■ DATA ROWS ■
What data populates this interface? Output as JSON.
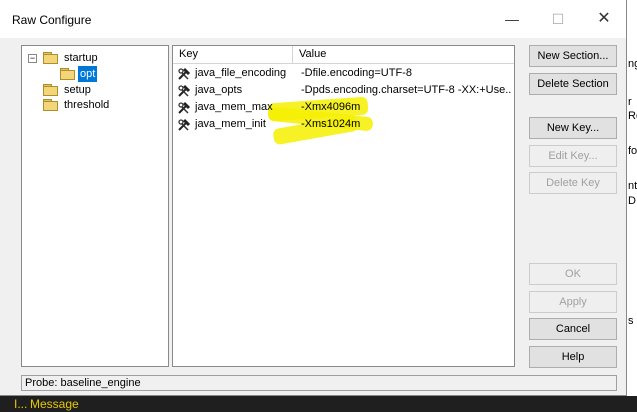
{
  "window": {
    "title": "Raw Configure",
    "controls": {
      "minimize": "—",
      "maximize": "☐",
      "close": "✕"
    }
  },
  "tree": {
    "nodes": [
      {
        "label": "startup",
        "expander": "−"
      },
      {
        "label": "opt",
        "selected": true
      },
      {
        "label": "setup"
      },
      {
        "label": "threshold"
      }
    ]
  },
  "list": {
    "columns": [
      "Key",
      "Value"
    ],
    "rows": [
      {
        "key": "java_file_encoding",
        "value": "-Dfile.encoding=UTF-8",
        "highlighted": false
      },
      {
        "key": "java_opts",
        "value": "-Dpds.encoding.charset=UTF-8 -XX:+Use...",
        "highlighted": false
      },
      {
        "key": "java_mem_max",
        "value": "-Xmx4096m",
        "highlighted": true
      },
      {
        "key": "java_mem_init",
        "value": "-Xms1024m",
        "highlighted": true
      }
    ],
    "row_icon": "tool-wrench-hammer-icon"
  },
  "buttons": {
    "new_section": "New Section...",
    "delete_section": "Delete Section",
    "new_key": "New Key...",
    "edit_key": "Edit Key...",
    "delete_key": "Delete Key",
    "ok": "OK",
    "apply": "Apply",
    "cancel": "Cancel",
    "help": "Help"
  },
  "disabled_buttons": [
    "edit_key",
    "delete_key",
    "ok",
    "apply"
  ],
  "status": "Probe: baseline_engine",
  "background": {
    "bottom_text": "Message",
    "bottom_marker": "I...",
    "right_letters": [
      "ng",
      "r",
      "Ro",
      "fo",
      "nt",
      "D",
      "s"
    ]
  },
  "colors": {
    "selection": "#0078d7",
    "highlight": "#f5f000",
    "bottom_text": "#e8c800"
  }
}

■ EXERCISE DIRECTIONS ■
Read the entries and show each line that mentions "label".

■ SOLVED EXERCISE ■
        "label": "startup",
        "label": "opt",
        "label": "setup"
        "label": "threshold"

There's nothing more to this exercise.